* begin EXTRACTED MATERIAL *
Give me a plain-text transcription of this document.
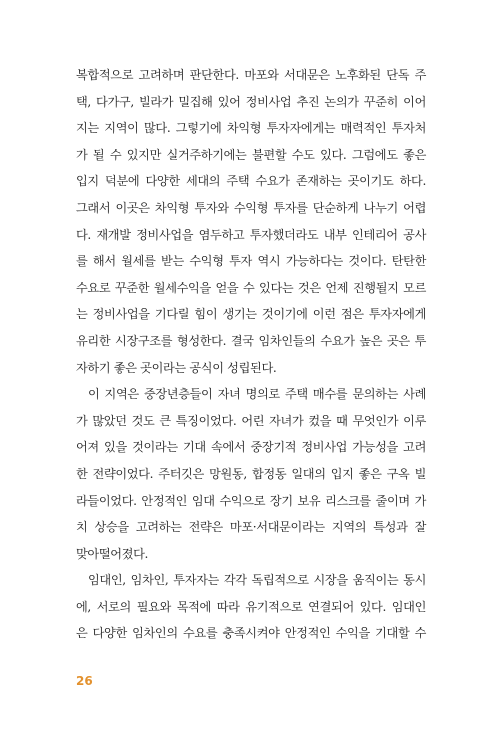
복합적으로 고려하며 판단한다. 마포와 서대문은 노후화된 단독 주
택, 다가구, 빌라가 밀집해 있어 정비사업 추진 논의가 꾸준히 이어
지는 지역이 많다. 그렇기에 차익형 투자자에게는 매력적인 투자처
가 될 수 있지만 실거주하기에는 불편할 수도 있다. 그럼에도 좋은
입지 덕분에 다양한 세대의 주택 수요가 존재하는 곳이기도 하다.
그래서 이곳은 차익형 투자와 수익형 투자를 단순하게 나누기 어렵
다. 재개발 정비사업을 염두하고 투자했더라도 내부 인테리어 공사
를 해서 월세를 받는 수익형 투자 역시 가능하다는 것이다. 탄탄한
수요로 꾸준한 월세수익을 얻을 수 있다는 것은 언제 진행될지 모르
는 정비사업을 기다릴 힘이 생기는 것이기에 이런 점은 투자자에게
유리한 시장구조를 형성한다. 결국 임차인들의 수요가 높은 곳은 투
자하기 좋은 곳이라는 공식이 성립된다.
이 지역은 중장년층들이 자녀 명의로 주택 매수를 문의하는 사례
가 많았던 것도 큰 특징이었다. 어린 자녀가 컸을 때 무엇인가 이루
어져 있을 것이라는 기대 속에서 중장기적 정비사업 가능성을 고려
한 전략이었다. 주터깃은 망원동, 합정동 일대의 입지 좋은 구옥 빌
라들이었다. 안정적인 임대 수익으로 장기 보유 리스크를 줄이며 가
치 상승을 고려하는 전략은 마포·서대문이라는 지역의 특성과 잘
맞아떨어졌다.
임대인, 임차인, 투자자는 각각 독립적으로 시장을 움직이는 동시
에, 서로의 필요와 목적에 따라 유기적으로 연결되어 있다. 임대인
은 다양한 임차인의 수요를 충족시켜야 안정적인 수익을 기대할 수
26
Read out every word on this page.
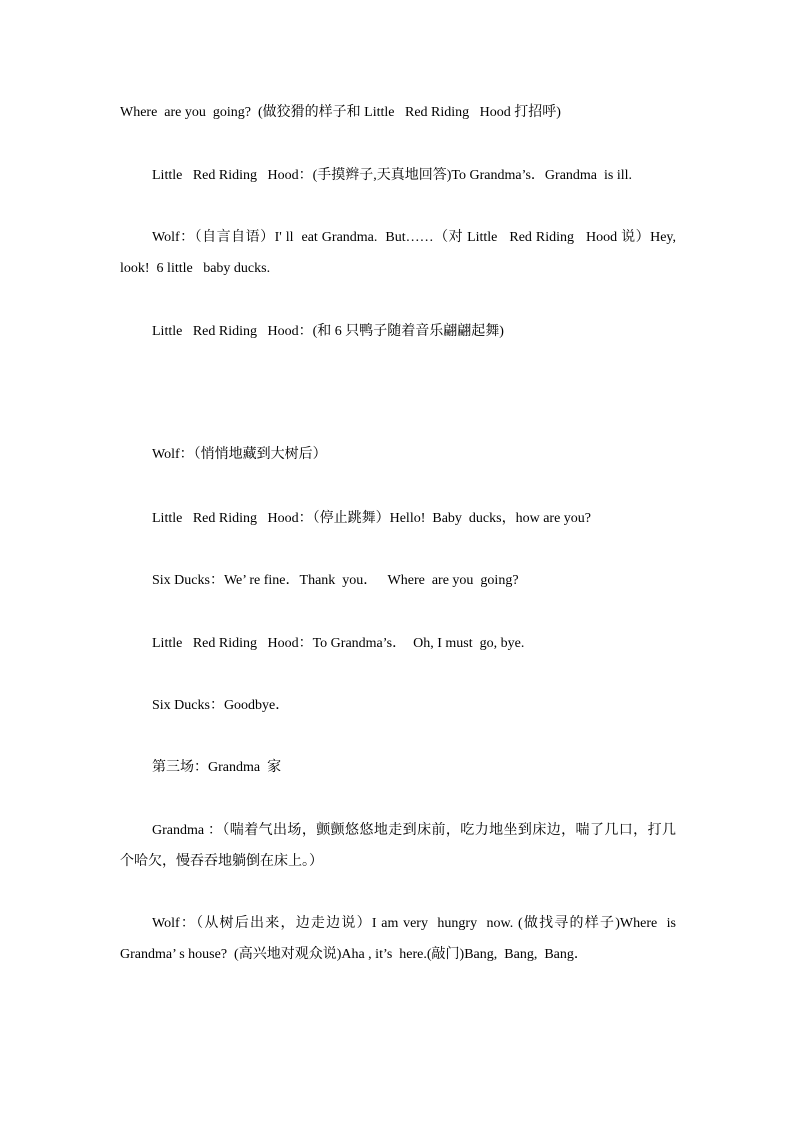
Where  are you  going?  (做狡猾的样子和 Little   Red Riding   Hood 打招呼)

Little   Red Riding   Hood：(手摸辫子,天真地回答)To Grandma’s．Grandma  is ill.

Wolf：（自言自语）I' ll  eat Grandma.  But……（对 Little   Red Riding   Hood 说）Hey, look!  6 little   baby ducks.

Little   Red Riding   Hood：(和 6 只鸭子随着音乐翩翩起舞)

Wolf：（悄悄地藏到大树后）

Little   Red Riding   Hood：（停止跳舞）Hello!  Baby  ducks，how are you?

Six Ducks：We’ re fine．Thank  you．   Where  are you  going?

Little   Red Riding   Hood：To Grandma’s．  Oh, I must  go, bye.

Six Ducks：Goodbye．

第三场：Grandma  家

Grandma ：（喘着气出场，颤颤悠悠地走到床前，吃力地坐到床边，喘了几口，打几个哈欠，慢吞吞地躺倒在床上。）

Wolf：（从树后出来，边走边说）I am very  hungry  now. (做找寻的样子)Where  is Grandma’ s house?  (高兴地对观众说)Aha , it’s  here.(敲门)Bang,  Bang,  Bang．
* end EXTRACTED MATERIAL *
| SHORT PROBLEM |
In the records above, find the line containing "Read out every word on this page.". Reproduce it and every line after it through the last line, omitting pictures.

| TASK ANSWER |
Read out every word on this page.
Where  are you  going?  (做狡猾的样子和 Little   Red Riding   Hood 打招呼)

Little   Red Riding   Hood：(手摸辫子,天真地回答)To Grandma’s．Grandma  is ill.

Wolf：（自言自语）I' ll  eat Grandma.  But……（对 Little   Red Riding   Hood 说）Hey, look!  6 little   baby ducks.

Little   Red Riding   Hood：(和 6 只鸭子随着音乐翩翩起舞)

Wolf：（悄悄地藏到大树后）

Little   Red Riding   Hood：（停止跳舞）Hello!  Baby  ducks，how are you?

Six Ducks：We’ re fine．Thank  you．   Where  are you  going?

Little   Red Riding   Hood：To Grandma’s．  Oh, I must  go, bye.

Six Ducks：Goodbye．

第三场：Grandma  家

Grandma ：（喘着气出场，颤颤悠悠地走到床前，吃力地坐到床边，喘了几口，打几个哈欠，慢吞吞地躺倒在床上。）

Wolf：（从树后出来，边走边说）I am very  hungry  now. (做找寻的样子)Where  is Grandma’ s house?  (高兴地对观众说)Aha , it’s  here.(敲门)Bang,  Bang,  Bang．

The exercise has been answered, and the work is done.